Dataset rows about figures
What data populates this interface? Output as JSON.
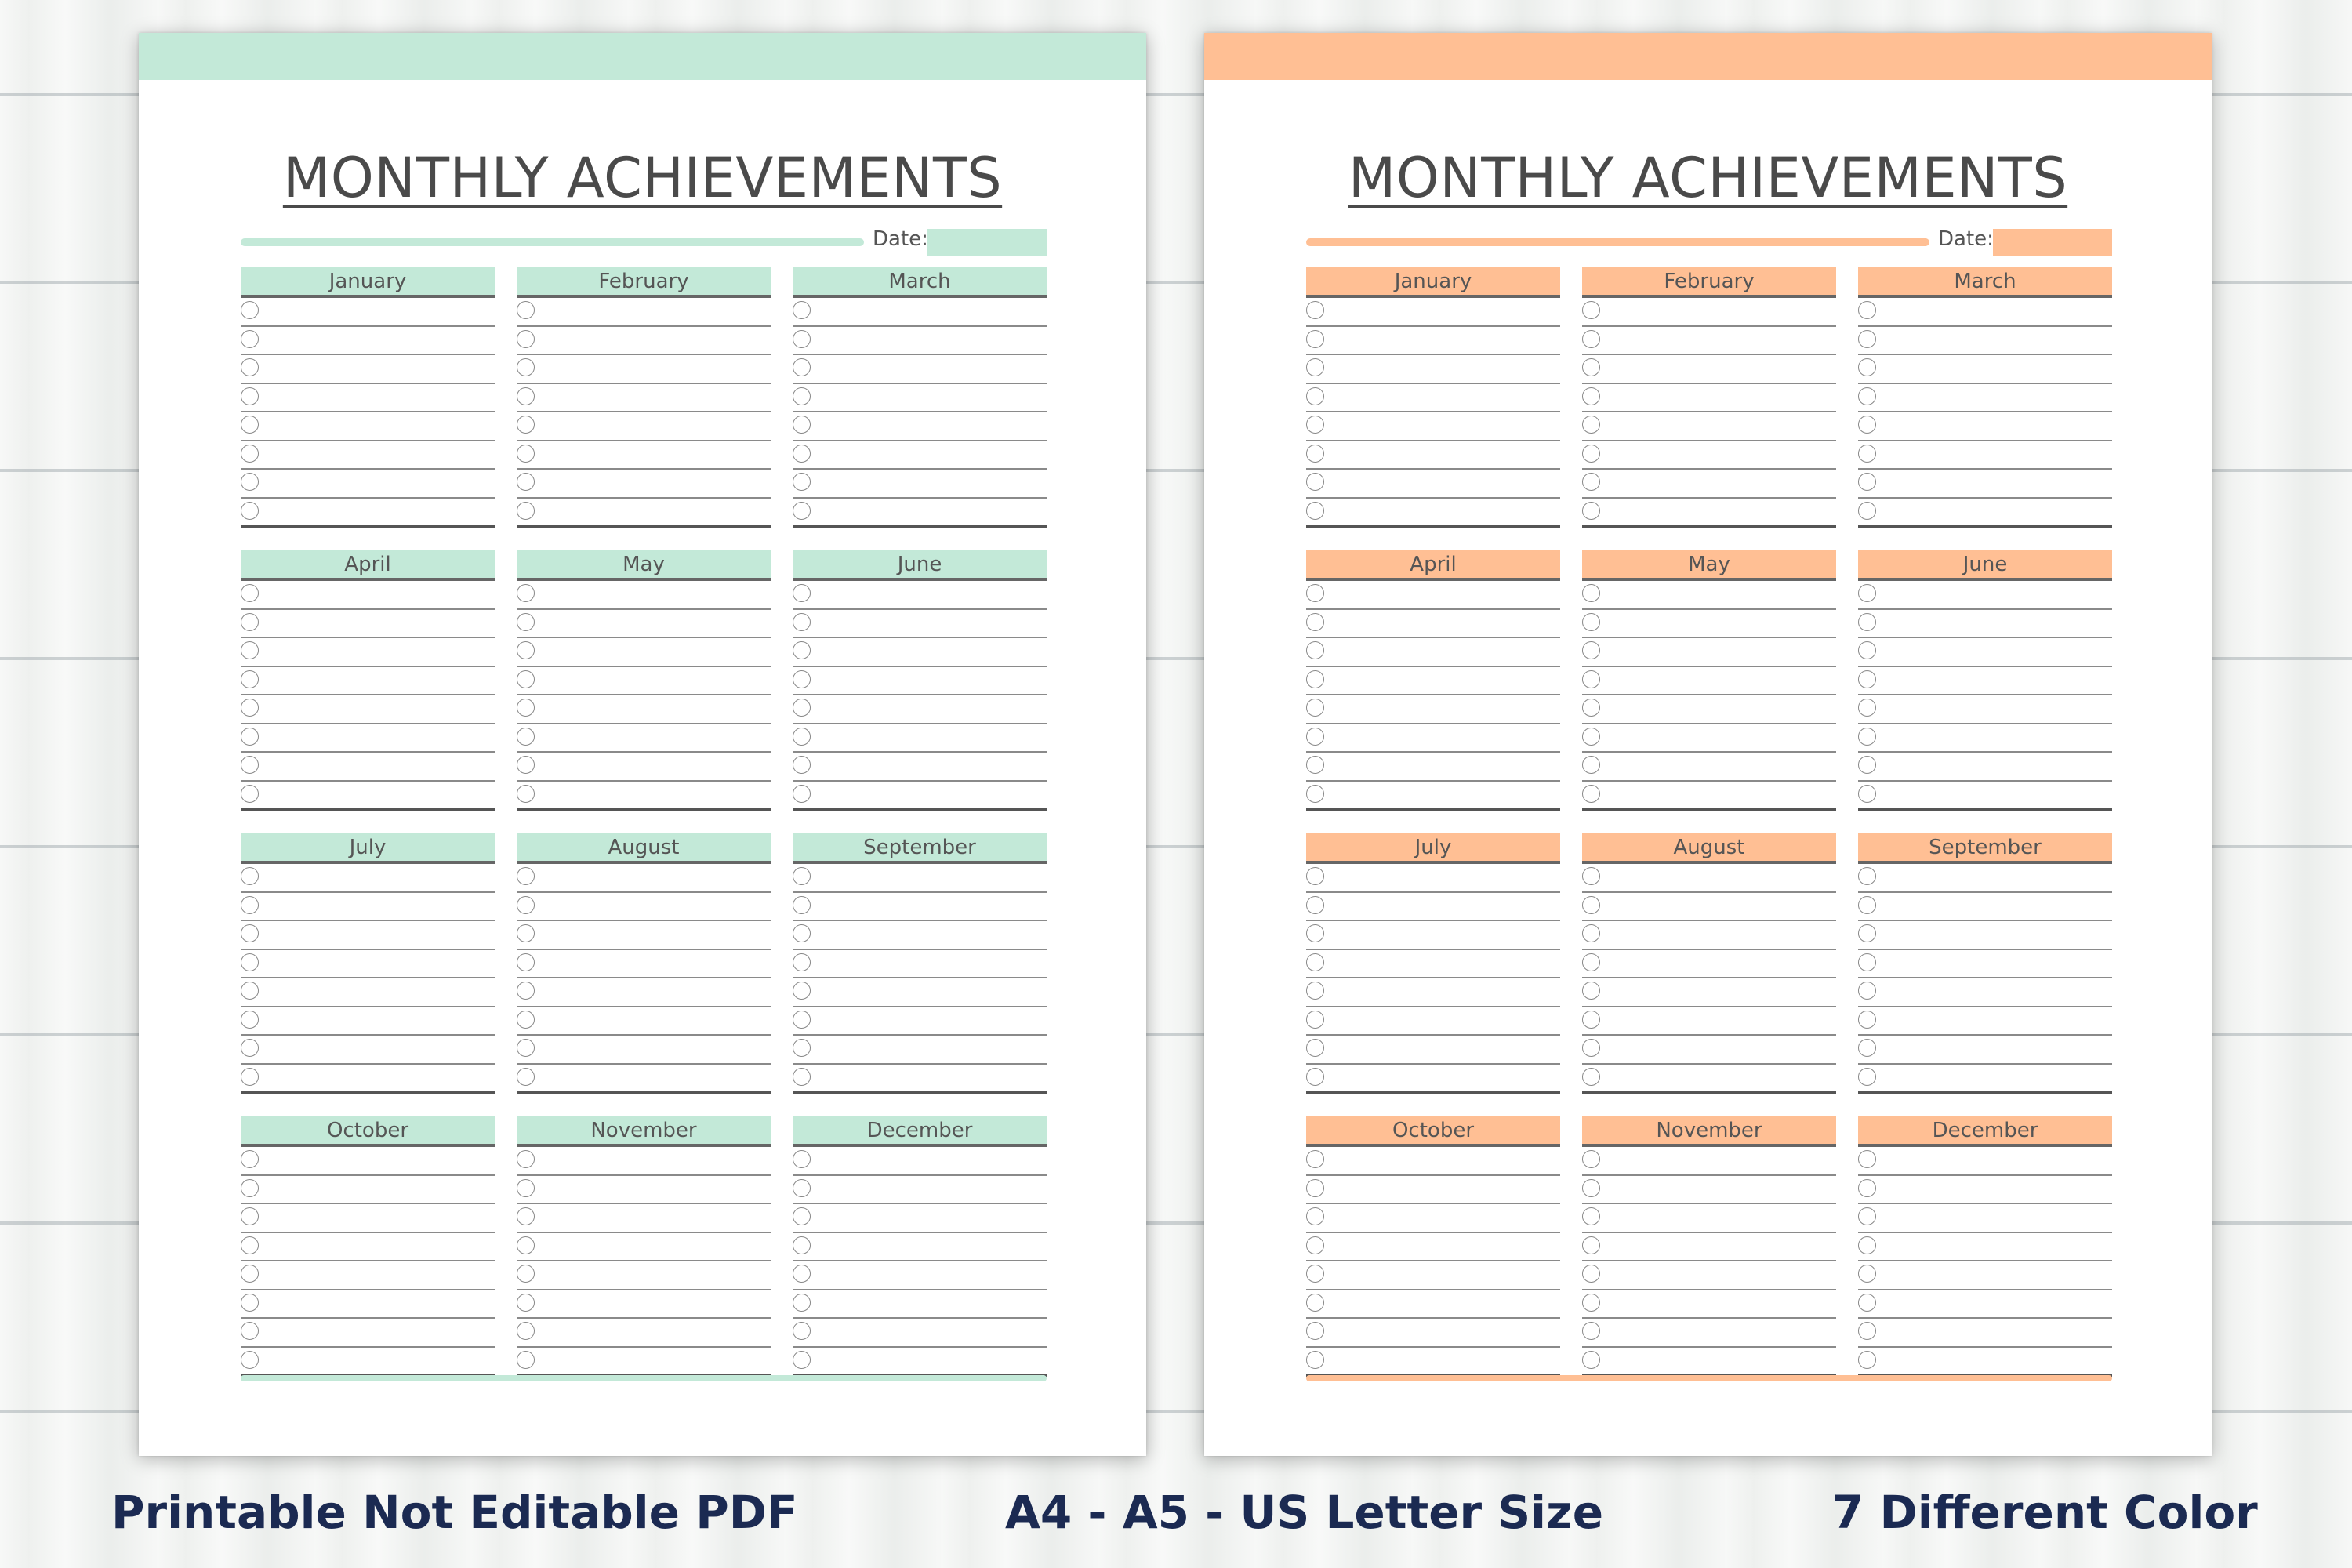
{
  "pages": [
    {
      "accent": "#c3e9d8",
      "title": "MONTHLY ACHIEVEMENTS",
      "date_label": "Date:",
      "months": [
        "January",
        "February",
        "March",
        "April",
        "May",
        "June",
        "July",
        "August",
        "September",
        "October",
        "November",
        "December"
      ]
    },
    {
      "accent": "#ffbf94",
      "title": "MONTHLY ACHIEVEMENTS",
      "date_label": "Date:",
      "months": [
        "January",
        "February",
        "March",
        "April",
        "May",
        "June",
        "July",
        "August",
        "September",
        "October",
        "November",
        "December"
      ]
    }
  ],
  "captions": {
    "left": "Printable Not Editable PDF",
    "center": "A4 - A5 - US Letter Size",
    "right": "7 Different Color"
  }
}
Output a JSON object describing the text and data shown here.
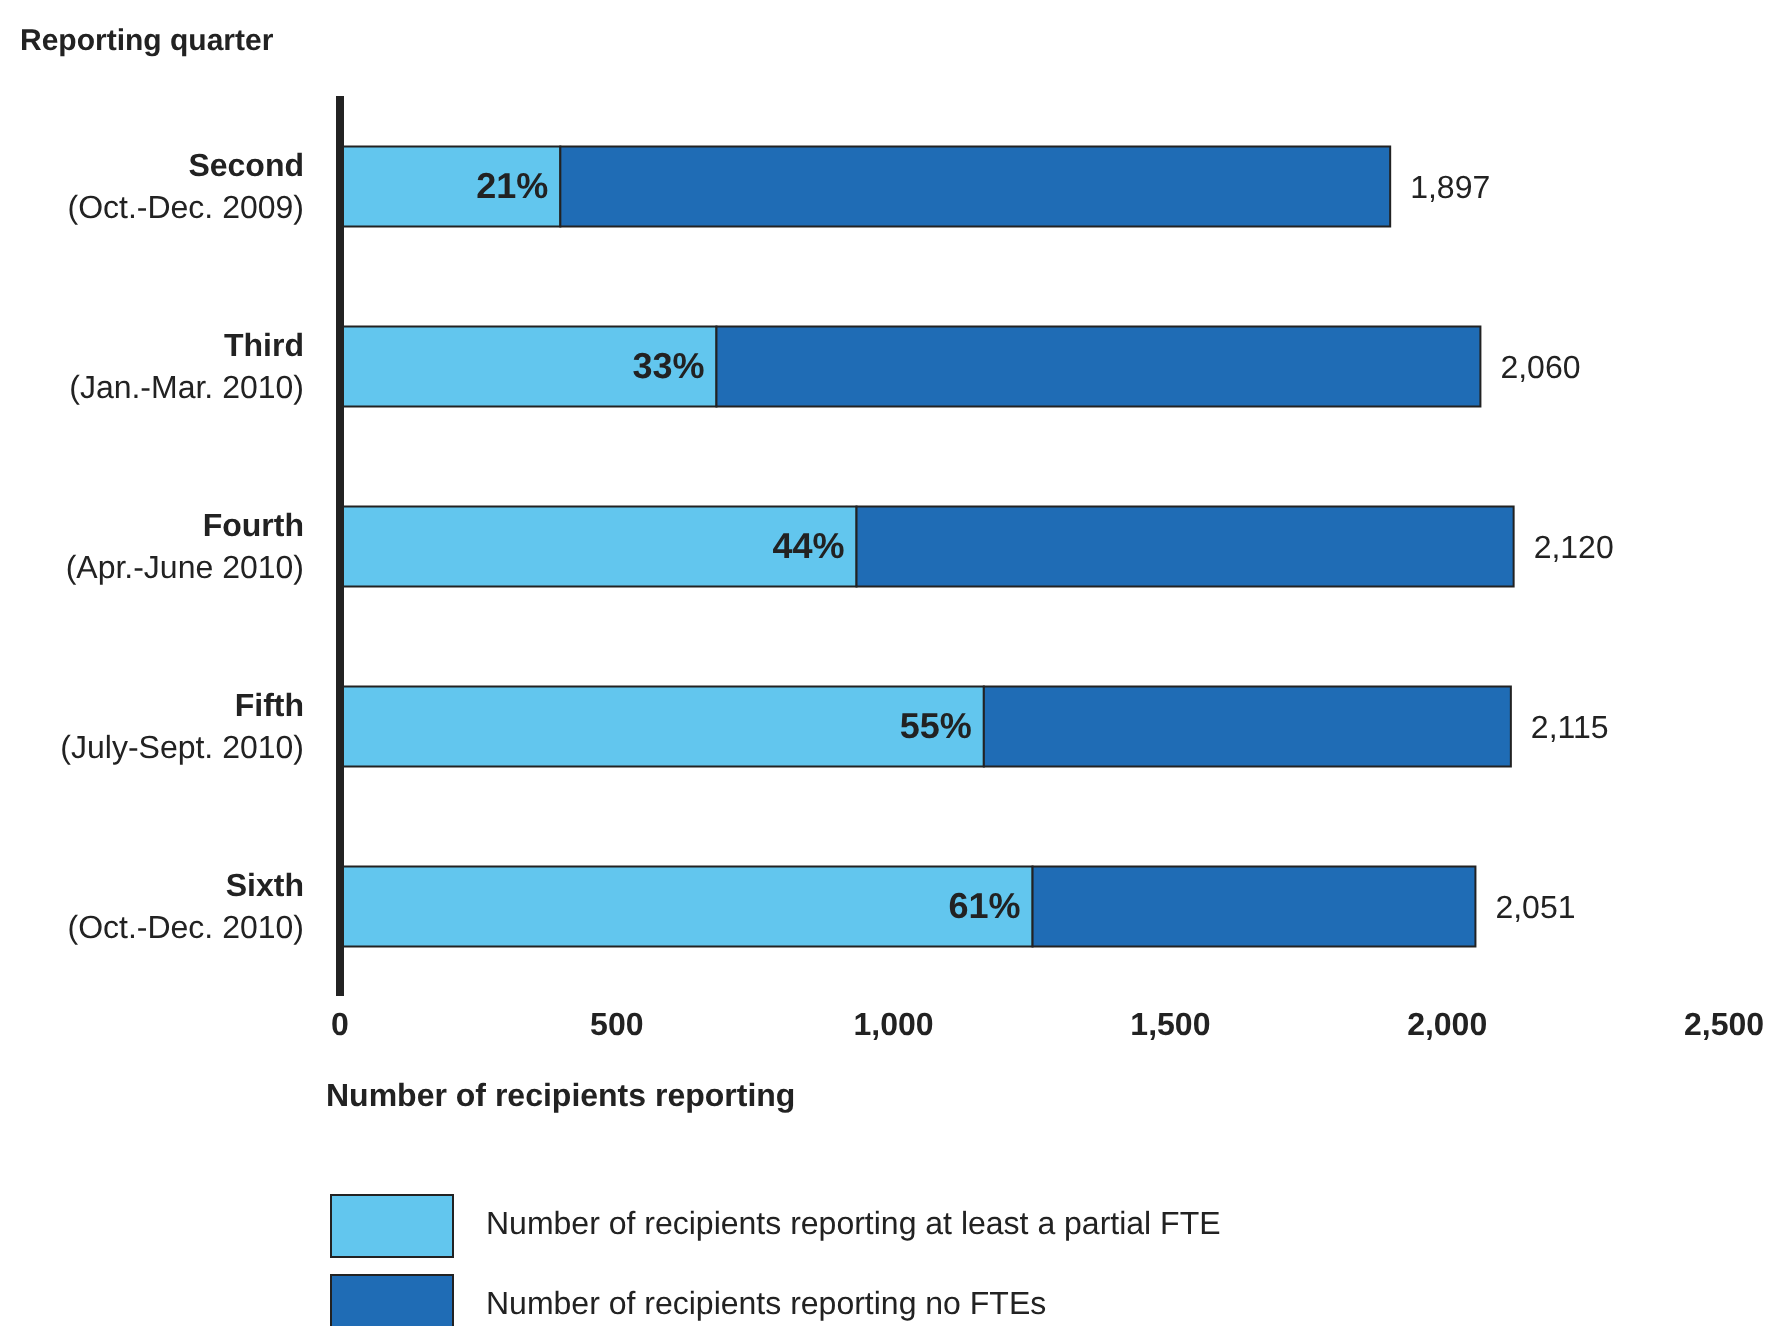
{
  "chart_data": {
    "type": "bar",
    "orientation": "horizontal",
    "stacked": true,
    "ylabel": "Reporting quarter",
    "xlabel": "Number of recipients reporting",
    "categories": [
      "Second\n(Oct.-Dec. 2009)",
      "Third\n(Jan.-Mar. 2010)",
      "Fourth\n(Apr.-June 2010)",
      "Fifth\n(July-Sept. 2010)",
      "Sixth\n(Oct.-Dec. 2010)"
    ],
    "series": [
      {
        "name": "Number of recipients reporting at least a partial FTE",
        "color": "#62c6ee",
        "values": [
          398,
          680,
          933,
          1163,
          1251
        ]
      },
      {
        "name": "Number of recipients reporting no FTEs",
        "color": "#1f6cb5",
        "values": [
          1499,
          1380,
          1187,
          952,
          800
        ]
      }
    ],
    "totals": [
      "1,897",
      "2,060",
      "2,120",
      "2,115",
      "2,051"
    ],
    "xlim": [
      0,
      2500
    ],
    "xticks": [
      0,
      500,
      {
        "value": 1000,
        "label": "1,000"
      },
      {
        "value": 1500,
        "label": "1,500"
      },
      {
        "value": 2000,
        "label": "2,000"
      },
      {
        "value": 2500,
        "label": "2,500"
      }
    ],
    "annotations": [
      {
        "text": "21%",
        "x": 398,
        "y": "Second\n(Oct.-Dec. 2009)"
      },
      {
        "text": "33%",
        "x": 680,
        "y": "Third\n(Jan.-Mar. 2010)"
      },
      {
        "text": "44%",
        "x": 933,
        "y": "Fourth\n(Apr.-June 2010)"
      },
      {
        "text": "55%",
        "x": 1163,
        "y": "Fifth\n(July-Sept. 2010)"
      },
      {
        "text": "61%",
        "x": 1251,
        "y": "Sixth\n(Oct.-Dec. 2010)"
      }
    ],
    "legend": "bottom"
  }
}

REQUIREMENTS
Copy out the listing exactly as it stands, but not the pictures.

FINISHED TASK
What data populates this interface? Output as JSON.
{
  "pages": [
    {
      "accent": "#c3e9d8",
      "title": "MONTHLY ACHIEVEMENTS",
      "date_label": "Date:",
      "months": [
        "January",
        "February",
        "March",
        "April",
        "May",
        "June",
        "July",
        "August",
        "September",
        "October",
        "November",
        "December"
      ]
    },
    {
      "accent": "#ffbf94",
      "title": "MONTHLY ACHIEVEMENTS",
      "date_label": "Date:",
      "months": [
        "January",
        "February",
        "March",
        "April",
        "May",
        "June",
        "July",
        "August",
        "September",
        "October",
        "November",
        "December"
      ]
    }
  ],
  "captions": {
    "left": "Printable Not Editable PDF",
    "center": "A4 - A5 - US Letter Size",
    "right": "7 Different Color"
  }
}
Output a JSON object describing the text and data shown here.
{
  "chart_data": {
    "type": "bar",
    "orientation": "horizontal",
    "stacked": true,
    "ylabel": "Reporting quarter",
    "xlabel": "Number of recipients reporting",
    "categories": [
      "Second\n(Oct.-Dec. 2009)",
      "Third\n(Jan.-Mar. 2010)",
      "Fourth\n(Apr.-June 2010)",
      "Fifth\n(July-Sept. 2010)",
      "Sixth\n(Oct.-Dec. 2010)"
    ],
    "series": [
      {
        "name": "Number of recipients reporting at least a partial FTE",
        "color": "#62c6ee",
        "values": [
          398,
          680,
          933,
          1163,
          1251
        ]
      },
      {
        "name": "Number of recipients reporting no FTEs",
        "color": "#1f6cb5",
        "values": [
          1499,
          1380,
          1187,
          952,
          800
        ]
      }
    ],
    "totals": [
      "1,897",
      "2,060",
      "2,120",
      "2,115",
      "2,051"
    ],
    "xlim": [
      0,
      2500
    ],
    "xticks": [
      0,
      500,
      {
        "value": 1000,
        "label": "1,000"
      },
      {
        "value": 1500,
        "label": "1,500"
      },
      {
        "value": 2000,
        "label": "2,000"
      },
      {
        "value": 2500,
        "label": "2,500"
      }
    ],
    "annotations": [
      {
        "text": "21%",
        "x": 398,
        "y": "Second\n(Oct.-Dec. 2009)"
      },
      {
        "text": "33%",
        "x": 680,
        "y": "Third\n(Jan.-Mar. 2010)"
      },
      {
        "text": "44%",
        "x": 933,
        "y": "Fourth\n(Apr.-June 2010)"
      },
      {
        "text": "55%",
        "x": 1163,
        "y": "Fifth\n(July-Sept. 2010)"
      },
      {
        "text": "61%",
        "x": 1251,
        "y": "Sixth\n(Oct.-Dec. 2010)"
      }
    ],
    "legend": "bottom"
  }
}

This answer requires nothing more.